* **Figure record listings**
☆ ☆ ☆ ☆
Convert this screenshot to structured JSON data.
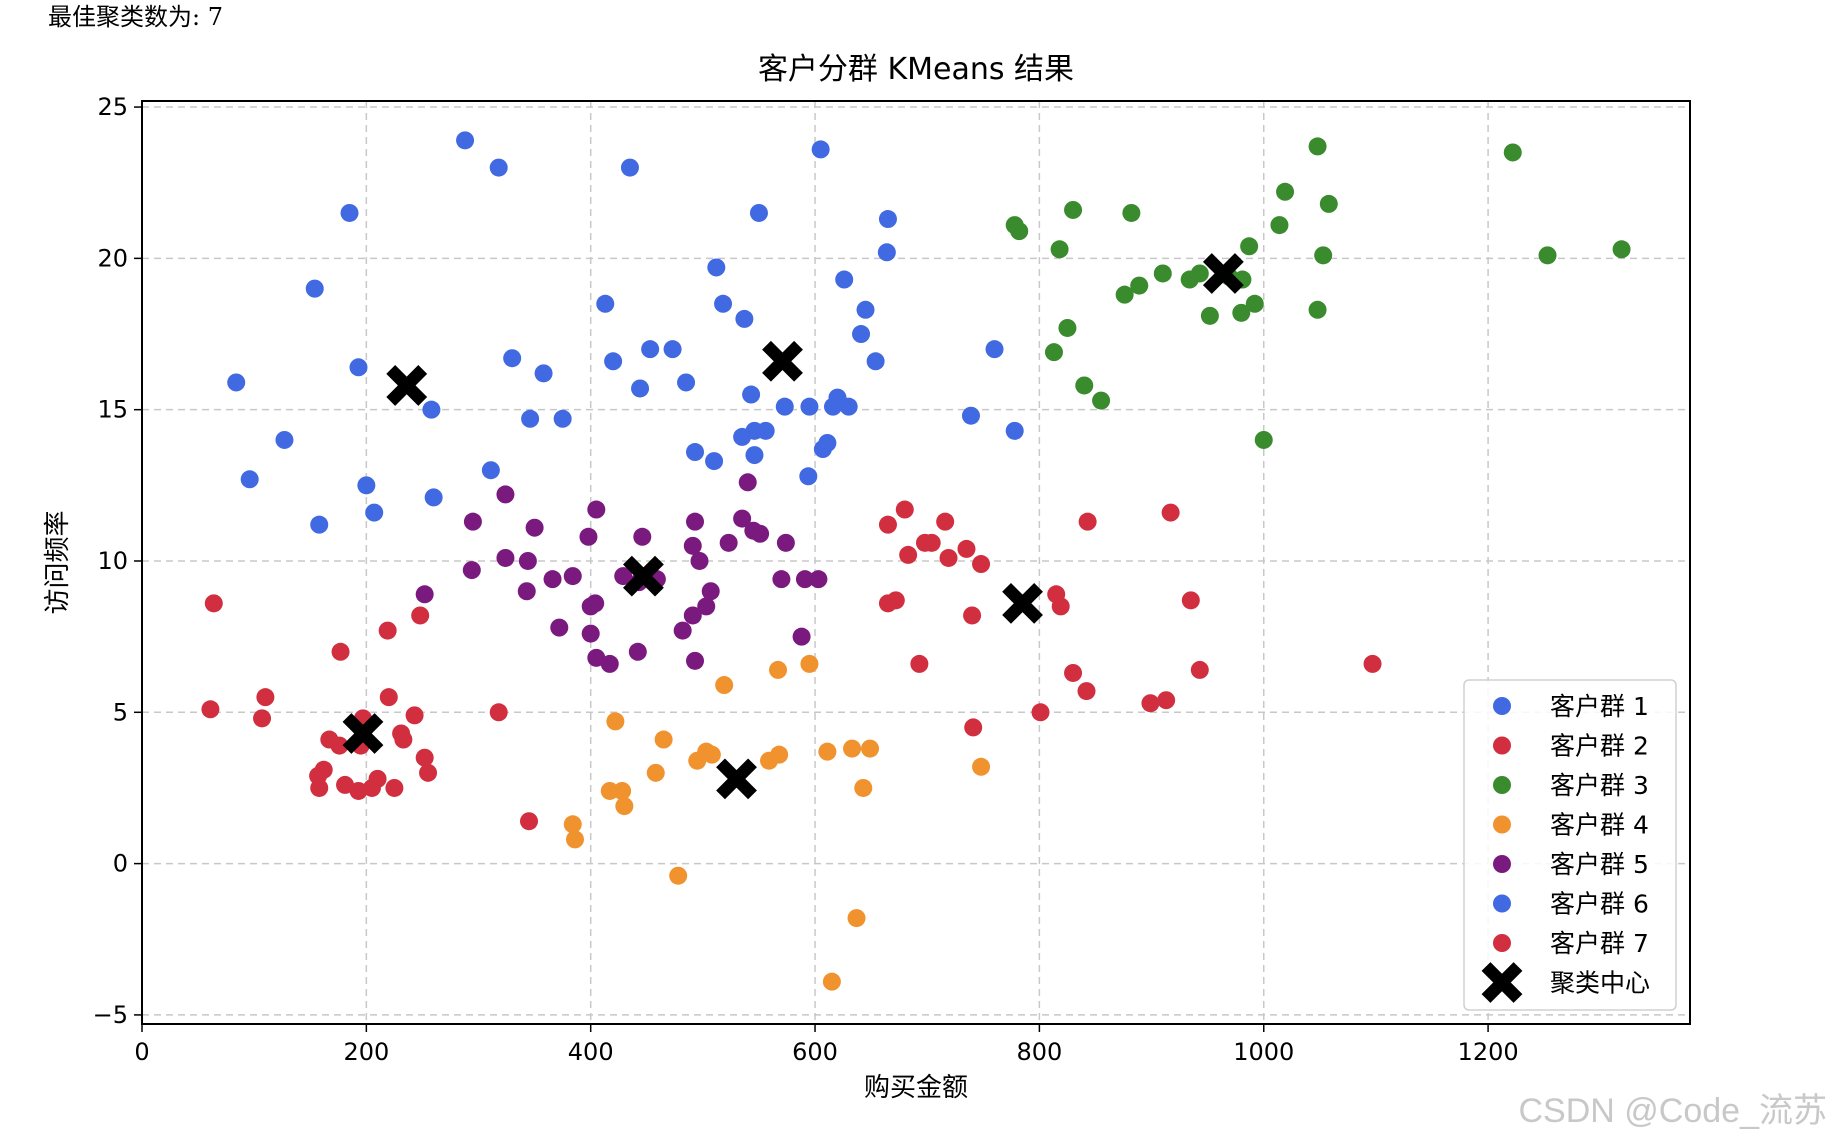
{
  "output_text": "最佳聚类数为: 7",
  "watermark": "CSDN @Code_流苏",
  "chart_data": {
    "type": "scatter",
    "title": "客户分群 KMeans 结果",
    "xlabel": "购买金额",
    "ylabel": "访问频率",
    "xlim": [
      0,
      1380
    ],
    "ylim": [
      -5.3,
      25.2
    ],
    "xticks": [
      0,
      200,
      400,
      600,
      800,
      1000,
      1200
    ],
    "yticks": [
      -5,
      0,
      5,
      10,
      15,
      20,
      25
    ],
    "grid": true,
    "grid_style": "dashed",
    "legend_position": "lower-right",
    "series": [
      {
        "name": "客户群 1",
        "color": "#4169e1",
        "points": [
          [
            288,
            23.9
          ],
          [
            318,
            23
          ],
          [
            435,
            23
          ],
          [
            185,
            21.5
          ],
          [
            550,
            21.5
          ],
          [
            605,
            23.6
          ],
          [
            665,
            21.3
          ],
          [
            154,
            19
          ],
          [
            512,
            19.7
          ],
          [
            518,
            18.5
          ],
          [
            537,
            18
          ],
          [
            413,
            18.5
          ],
          [
            626,
            19.3
          ],
          [
            645,
            18.3
          ],
          [
            664,
            20.2
          ],
          [
            641,
            17.5
          ],
          [
            654,
            16.6
          ],
          [
            453,
            17
          ],
          [
            473,
            17
          ],
          [
            420,
            16.6
          ],
          [
            485,
            15.9
          ],
          [
            444,
            15.7
          ],
          [
            330,
            16.7
          ],
          [
            358,
            16.2
          ],
          [
            193,
            16.4
          ],
          [
            84,
            15.9
          ],
          [
            258,
            15
          ],
          [
            127,
            14
          ],
          [
            96,
            12.7
          ],
          [
            200,
            12.5
          ],
          [
            207,
            11.6
          ],
          [
            158,
            11.2
          ],
          [
            260,
            12.1
          ],
          [
            311,
            13
          ],
          [
            346,
            14.7
          ],
          [
            375,
            14.7
          ],
          [
            493,
            13.6
          ],
          [
            510,
            13.3
          ],
          [
            535,
            14.1
          ],
          [
            546,
            14.3
          ],
          [
            556,
            14.3
          ],
          [
            546,
            13.5
          ],
          [
            543,
            15.5
          ],
          [
            573,
            15.1
          ],
          [
            595,
            15.1
          ],
          [
            620,
            15.4
          ],
          [
            616,
            15.1
          ],
          [
            630,
            15.1
          ],
          [
            611,
            13.9
          ],
          [
            607,
            13.7
          ],
          [
            594,
            12.8
          ],
          [
            739,
            14.8
          ],
          [
            778,
            14.3
          ],
          [
            760,
            17
          ]
        ]
      },
      {
        "name": "客户群 2",
        "color": "#d12f3f",
        "points": [
          [
            680,
            11.7
          ],
          [
            665,
            11.2
          ],
          [
            716,
            11.3
          ],
          [
            843,
            11.3
          ],
          [
            917,
            11.6
          ],
          [
            683,
            10.2
          ],
          [
            698,
            10.6
          ],
          [
            704,
            10.6
          ],
          [
            719,
            10.1
          ],
          [
            735,
            10.4
          ],
          [
            748,
            9.9
          ],
          [
            815,
            8.9
          ],
          [
            819,
            8.5
          ],
          [
            665,
            8.6
          ],
          [
            672,
            8.7
          ],
          [
            740,
            8.2
          ],
          [
            935,
            8.7
          ],
          [
            693,
            6.6
          ],
          [
            830,
            6.3
          ],
          [
            943,
            6.4
          ],
          [
            1097,
            6.6
          ],
          [
            842,
            5.7
          ],
          [
            899,
            5.3
          ],
          [
            913,
            5.4
          ],
          [
            801,
            5
          ],
          [
            741,
            4.5
          ]
        ]
      },
      {
        "name": "客户群 3",
        "color": "#3a8a2e",
        "points": [
          [
            1048,
            23.7
          ],
          [
            1222,
            23.5
          ],
          [
            1019,
            22.2
          ],
          [
            1058,
            21.8
          ],
          [
            830,
            21.6
          ],
          [
            882,
            21.5
          ],
          [
            778,
            21.1
          ],
          [
            782,
            20.9
          ],
          [
            1014,
            21.1
          ],
          [
            1253,
            20.1
          ],
          [
            1319,
            20.3
          ],
          [
            1053,
            20.1
          ],
          [
            987,
            20.4
          ],
          [
            818,
            20.3
          ],
          [
            969,
            19.4
          ],
          [
            981,
            19.3
          ],
          [
            910,
            19.5
          ],
          [
            934,
            19.3
          ],
          [
            943,
            19.5
          ],
          [
            889,
            19.1
          ],
          [
            876,
            18.8
          ],
          [
            992,
            18.5
          ],
          [
            980,
            18.2
          ],
          [
            952,
            18.1
          ],
          [
            1048,
            18.3
          ],
          [
            825,
            17.7
          ],
          [
            813,
            16.9
          ],
          [
            840,
            15.8
          ],
          [
            855,
            15.3
          ],
          [
            1000,
            14
          ]
        ]
      },
      {
        "name": "客户群 4",
        "color": "#f0922e",
        "points": [
          [
            519,
            5.9
          ],
          [
            567,
            6.4
          ],
          [
            595,
            6.6
          ],
          [
            422,
            4.7
          ],
          [
            465,
            4.1
          ],
          [
            503,
            3.7
          ],
          [
            495,
            3.4
          ],
          [
            508,
            3.6
          ],
          [
            559,
            3.4
          ],
          [
            568,
            3.6
          ],
          [
            611,
            3.7
          ],
          [
            633,
            3.8
          ],
          [
            649,
            3.8
          ],
          [
            748,
            3.2
          ],
          [
            458,
            3
          ],
          [
            417,
            2.4
          ],
          [
            428,
            2.4
          ],
          [
            430,
            1.9
          ],
          [
            643,
            2.5
          ],
          [
            384,
            1.3
          ],
          [
            386,
            0.8
          ],
          [
            478,
            -0.4
          ],
          [
            637,
            -1.8
          ],
          [
            615,
            -3.9
          ]
        ]
      },
      {
        "name": "客户群 5",
        "color": "#7a1a7f",
        "points": [
          [
            540,
            12.6
          ],
          [
            324,
            12.2
          ],
          [
            405,
            11.7
          ],
          [
            295,
            11.3
          ],
          [
            350,
            11.1
          ],
          [
            398,
            10.8
          ],
          [
            446,
            10.8
          ],
          [
            535,
            11.4
          ],
          [
            545,
            11
          ],
          [
            551,
            10.9
          ],
          [
            493,
            11.3
          ],
          [
            491,
            10.5
          ],
          [
            523,
            10.6
          ],
          [
            574,
            10.6
          ],
          [
            324,
            10.1
          ],
          [
            344,
            10
          ],
          [
            294,
            9.7
          ],
          [
            366,
            9.4
          ],
          [
            384,
            9.5
          ],
          [
            429,
            9.5
          ],
          [
            497,
            10
          ],
          [
            443,
            9.3
          ],
          [
            459,
            9.4
          ],
          [
            570,
            9.4
          ],
          [
            591,
            9.4
          ],
          [
            603,
            9.4
          ],
          [
            343,
            9
          ],
          [
            507,
            9
          ],
          [
            252,
            8.9
          ],
          [
            372,
            7.8
          ],
          [
            404,
            8.6
          ],
          [
            400,
            8.5
          ],
          [
            491,
            8.2
          ],
          [
            503,
            8.5
          ],
          [
            482,
            7.7
          ],
          [
            400,
            7.6
          ],
          [
            588,
            7.5
          ],
          [
            405,
            6.8
          ],
          [
            417,
            6.6
          ],
          [
            442,
            7
          ],
          [
            493,
            6.7
          ]
        ]
      },
      {
        "name": "客户群 6",
        "color": "#4169e1",
        "points": []
      },
      {
        "name": "客户群 7",
        "color": "#d12f3f",
        "points": [
          [
            64,
            8.6
          ],
          [
            177,
            7
          ],
          [
            219,
            7.7
          ],
          [
            248,
            8.2
          ],
          [
            61,
            5.1
          ],
          [
            110,
            5.5
          ],
          [
            107,
            4.8
          ],
          [
            220,
            5.5
          ],
          [
            243,
            4.9
          ],
          [
            318,
            5
          ],
          [
            197,
            4.8
          ],
          [
            167,
            4.1
          ],
          [
            176,
            3.9
          ],
          [
            195,
            3.9
          ],
          [
            231,
            4.3
          ],
          [
            233,
            4.1
          ],
          [
            252,
            3.5
          ],
          [
            255,
            3
          ],
          [
            162,
            3.1
          ],
          [
            157,
            2.9
          ],
          [
            158,
            2.5
          ],
          [
            181,
            2.6
          ],
          [
            193,
            2.4
          ],
          [
            205,
            2.5
          ],
          [
            210,
            2.8
          ],
          [
            225,
            2.5
          ],
          [
            345,
            1.4
          ]
        ]
      },
      {
        "name": "聚类中心",
        "color": "#000000",
        "marker": "X",
        "points": [
          [
            236,
            15.8
          ],
          [
            571,
            16.6
          ],
          [
            447,
            9.5
          ],
          [
            964,
            19.5
          ],
          [
            785,
            8.6
          ],
          [
            197,
            4.3
          ],
          [
            530,
            2.8
          ]
        ]
      }
    ]
  }
}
☆ ☆ ☆ ☆
Report only the number of lines in the records that include the word "color".

8